-- Start DATASET CONTENT --
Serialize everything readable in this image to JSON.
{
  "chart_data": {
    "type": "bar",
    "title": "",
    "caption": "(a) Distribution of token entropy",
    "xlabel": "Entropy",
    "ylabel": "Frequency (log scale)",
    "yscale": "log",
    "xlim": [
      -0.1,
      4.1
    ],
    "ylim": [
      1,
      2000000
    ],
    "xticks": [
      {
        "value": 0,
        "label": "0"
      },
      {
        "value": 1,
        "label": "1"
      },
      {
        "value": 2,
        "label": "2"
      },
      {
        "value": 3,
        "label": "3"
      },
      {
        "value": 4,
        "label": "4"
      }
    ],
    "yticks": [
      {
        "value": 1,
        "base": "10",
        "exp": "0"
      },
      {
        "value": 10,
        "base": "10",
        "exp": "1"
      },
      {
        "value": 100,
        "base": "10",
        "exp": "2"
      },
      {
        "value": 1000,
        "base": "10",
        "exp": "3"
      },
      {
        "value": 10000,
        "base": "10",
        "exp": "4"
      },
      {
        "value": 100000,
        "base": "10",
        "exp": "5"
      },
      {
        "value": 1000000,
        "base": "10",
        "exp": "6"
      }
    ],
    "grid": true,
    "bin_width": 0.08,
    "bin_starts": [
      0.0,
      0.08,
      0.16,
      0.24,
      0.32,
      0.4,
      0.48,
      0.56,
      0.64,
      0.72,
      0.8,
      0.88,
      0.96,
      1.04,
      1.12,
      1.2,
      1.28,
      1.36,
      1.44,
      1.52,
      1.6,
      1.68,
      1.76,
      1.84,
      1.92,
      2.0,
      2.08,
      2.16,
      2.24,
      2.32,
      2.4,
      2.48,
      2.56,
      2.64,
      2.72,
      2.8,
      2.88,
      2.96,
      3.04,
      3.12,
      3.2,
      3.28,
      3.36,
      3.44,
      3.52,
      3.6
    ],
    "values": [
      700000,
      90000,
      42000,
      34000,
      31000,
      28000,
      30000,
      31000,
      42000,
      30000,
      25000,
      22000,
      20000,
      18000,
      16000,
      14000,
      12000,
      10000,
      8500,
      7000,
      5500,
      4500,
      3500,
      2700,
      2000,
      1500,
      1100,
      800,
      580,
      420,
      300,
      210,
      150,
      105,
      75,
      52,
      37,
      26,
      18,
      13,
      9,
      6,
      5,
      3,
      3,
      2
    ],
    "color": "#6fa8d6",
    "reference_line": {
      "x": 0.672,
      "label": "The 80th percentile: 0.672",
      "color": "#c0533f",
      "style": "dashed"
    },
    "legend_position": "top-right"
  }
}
-- End DATASET CONTENT --
Exact output of every entry is required.

**THE REPLY**
Serialize everything readable in this image to JSON.
{
  "chart_data": {
    "type": "bar",
    "title": "",
    "caption": "(a) Distribution of token entropy",
    "xlabel": "Entropy",
    "ylabel": "Frequency (log scale)",
    "yscale": "log",
    "xlim": [
      -0.1,
      4.1
    ],
    "ylim": [
      1,
      2000000
    ],
    "xticks": [
      {
        "value": 0,
        "label": "0"
      },
      {
        "value": 1,
        "label": "1"
      },
      {
        "value": 2,
        "label": "2"
      },
      {
        "value": 3,
        "label": "3"
      },
      {
        "value": 4,
        "label": "4"
      }
    ],
    "yticks": [
      {
        "value": 1,
        "base": "10",
        "exp": "0"
      },
      {
        "value": 10,
        "base": "10",
        "exp": "1"
      },
      {
        "value": 100,
        "base": "10",
        "exp": "2"
      },
      {
        "value": 1000,
        "base": "10",
        "exp": "3"
      },
      {
        "value": 10000,
        "base": "10",
        "exp": "4"
      },
      {
        "value": 100000,
        "base": "10",
        "exp": "5"
      },
      {
        "value": 1000000,
        "base": "10",
        "exp": "6"
      }
    ],
    "grid": true,
    "bin_width": 0.08,
    "bin_starts": [
      0.0,
      0.08,
      0.16,
      0.24,
      0.32,
      0.4,
      0.48,
      0.56,
      0.64,
      0.72,
      0.8,
      0.88,
      0.96,
      1.04,
      1.12,
      1.2,
      1.28,
      1.36,
      1.44,
      1.52,
      1.6,
      1.68,
      1.76,
      1.84,
      1.92,
      2.0,
      2.08,
      2.16,
      2.24,
      2.32,
      2.4,
      2.48,
      2.56,
      2.64,
      2.72,
      2.8,
      2.88,
      2.96,
      3.04,
      3.12,
      3.2,
      3.28,
      3.36,
      3.44,
      3.52,
      3.6
    ],
    "values": [
      700000,
      90000,
      42000,
      34000,
      31000,
      28000,
      30000,
      31000,
      42000,
      30000,
      25000,
      22000,
      20000,
      18000,
      16000,
      14000,
      12000,
      10000,
      8500,
      7000,
      5500,
      4500,
      3500,
      2700,
      2000,
      1500,
      1100,
      800,
      580,
      420,
      300,
      210,
      150,
      105,
      75,
      52,
      37,
      26,
      18,
      13,
      9,
      6,
      5,
      3,
      3,
      2
    ],
    "color": "#6fa8d6",
    "reference_line": {
      "x": 0.672,
      "label": "The 80th percentile: 0.672",
      "color": "#c0533f",
      "style": "dashed"
    },
    "legend_position": "top-right"
  }
}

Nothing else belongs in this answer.